GIVEN RECORDS ::

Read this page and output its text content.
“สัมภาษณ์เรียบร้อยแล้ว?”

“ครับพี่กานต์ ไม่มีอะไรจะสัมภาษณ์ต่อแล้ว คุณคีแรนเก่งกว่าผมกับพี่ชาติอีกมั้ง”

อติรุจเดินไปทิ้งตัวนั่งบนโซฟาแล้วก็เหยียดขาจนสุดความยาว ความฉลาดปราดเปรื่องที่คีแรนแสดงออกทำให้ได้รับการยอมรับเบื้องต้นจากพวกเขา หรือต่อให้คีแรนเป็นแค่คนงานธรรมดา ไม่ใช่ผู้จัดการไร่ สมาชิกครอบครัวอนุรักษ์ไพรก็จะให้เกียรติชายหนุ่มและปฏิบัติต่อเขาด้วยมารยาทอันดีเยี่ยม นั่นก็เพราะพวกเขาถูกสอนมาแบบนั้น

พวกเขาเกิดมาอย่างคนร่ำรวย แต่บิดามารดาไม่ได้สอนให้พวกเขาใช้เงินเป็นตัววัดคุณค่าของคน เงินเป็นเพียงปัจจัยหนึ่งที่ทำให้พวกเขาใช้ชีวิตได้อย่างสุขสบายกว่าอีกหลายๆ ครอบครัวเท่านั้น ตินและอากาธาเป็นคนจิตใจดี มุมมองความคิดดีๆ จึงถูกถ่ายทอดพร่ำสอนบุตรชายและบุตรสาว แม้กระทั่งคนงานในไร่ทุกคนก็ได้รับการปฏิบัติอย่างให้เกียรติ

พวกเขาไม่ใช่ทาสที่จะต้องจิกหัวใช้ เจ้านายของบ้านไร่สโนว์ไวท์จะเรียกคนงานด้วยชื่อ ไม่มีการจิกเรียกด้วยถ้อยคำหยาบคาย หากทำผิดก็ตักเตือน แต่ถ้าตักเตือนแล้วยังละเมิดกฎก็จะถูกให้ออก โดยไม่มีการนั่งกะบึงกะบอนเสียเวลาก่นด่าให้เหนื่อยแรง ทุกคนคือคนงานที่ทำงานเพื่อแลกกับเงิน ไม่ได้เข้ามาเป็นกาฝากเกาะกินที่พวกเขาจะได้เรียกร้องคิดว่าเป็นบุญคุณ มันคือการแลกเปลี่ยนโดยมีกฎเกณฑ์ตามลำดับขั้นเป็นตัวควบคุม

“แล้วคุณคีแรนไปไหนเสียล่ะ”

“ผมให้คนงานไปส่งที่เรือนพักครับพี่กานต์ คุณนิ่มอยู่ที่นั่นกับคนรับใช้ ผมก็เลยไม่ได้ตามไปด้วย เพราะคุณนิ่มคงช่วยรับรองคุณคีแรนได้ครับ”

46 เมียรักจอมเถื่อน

WRITTEN REQUEST :: Copy every line verbatim.

THE ANSWER ::
Read this page and output its text content.
“สัมภาษณ์เรียบร้อยแล้ว?”

“ครับพี่กานต์ ไม่มีอะไรจะสัมภาษณ์ต่อแล้ว คุณคีแรนเก่งกว่าผมกับพี่ชาติอีกมั้ง”

อติรุจเดินไปทิ้งตัวนั่งบนโซฟาแล้วก็เหยียดขาจนสุดความยาว ความฉลาดปราดเปรื่องที่คีแรนแสดงออกทำให้ได้รับการยอมรับเบื้องต้นจากพวกเขา หรือต่อให้คีแรนเป็นแค่คนงานธรรมดา ไม่ใช่ผู้จัดการไร่ สมาชิกครอบครัวอนุรักษ์ไพรก็จะให้เกียรติชายหนุ่มและปฏิบัติต่อเขาด้วยมารยาทอันดีเยี่ยม นั่นก็เพราะพวกเขาถูกสอนมาแบบนั้น

พวกเขาเกิดมาอย่างคนร่ำรวย แต่บิดามารดาไม่ได้สอนให้พวกเขาใช้เงินเป็นตัววัดคุณค่าของคน เงินเป็นเพียงปัจจัยหนึ่งที่ทำให้พวกเขาใช้ชีวิตได้อย่างสุขสบายกว่าอีกหลายๆ ครอบครัวเท่านั้น ตินและอากาธาเป็นคนจิตใจดี มุมมองความคิดดีๆ จึงถูกถ่ายทอดพร่ำสอนบุตรชายและบุตรสาว แม้กระทั่งคนงานในไร่ทุกคนก็ได้รับการปฏิบัติอย่างให้เกียรติ

พวกเขาไม่ใช่ทาสที่จะต้องจิกหัวใช้ เจ้านายของบ้านไร่สโนว์ไวท์จะเรียกคนงานด้วยชื่อ ไม่มีการจิกเรียกด้วยถ้อยคำหยาบคาย หากทำผิดก็ตักเตือน แต่ถ้าตักเตือนแล้วยังละเมิดกฎก็จะถูกให้ออก โดยไม่มีการนั่งกะบึงกะบอนเสียเวลาก่นด่าให้เหนื่อยแรง ทุกคนคือคนงานที่ทำงานเพื่อแลกกับเงิน ไม่ได้เข้ามาเป็นกาฝากเกาะกินที่พวกเขาจะได้เรียกร้องคิดว่าเป็นบุญคุณ มันคือการแลกเปลี่ยนโดยมีกฎเกณฑ์ตามลำดับขั้นเป็นตัวควบคุม

“แล้วคุณคีแรนไปไหนเสียล่ะ”

“ผมให้คนงานไปส่งที่เรือนพักครับพี่กานต์ คุณนิ่มอยู่ที่นั่นกับคนรับใช้ ผมก็เลยไม่ได้ตามไปด้วย เพราะคุณนิ่มคงช่วยรับรองคุณคีแรนได้ครับ”

46 เมียรักจอมเถื่อน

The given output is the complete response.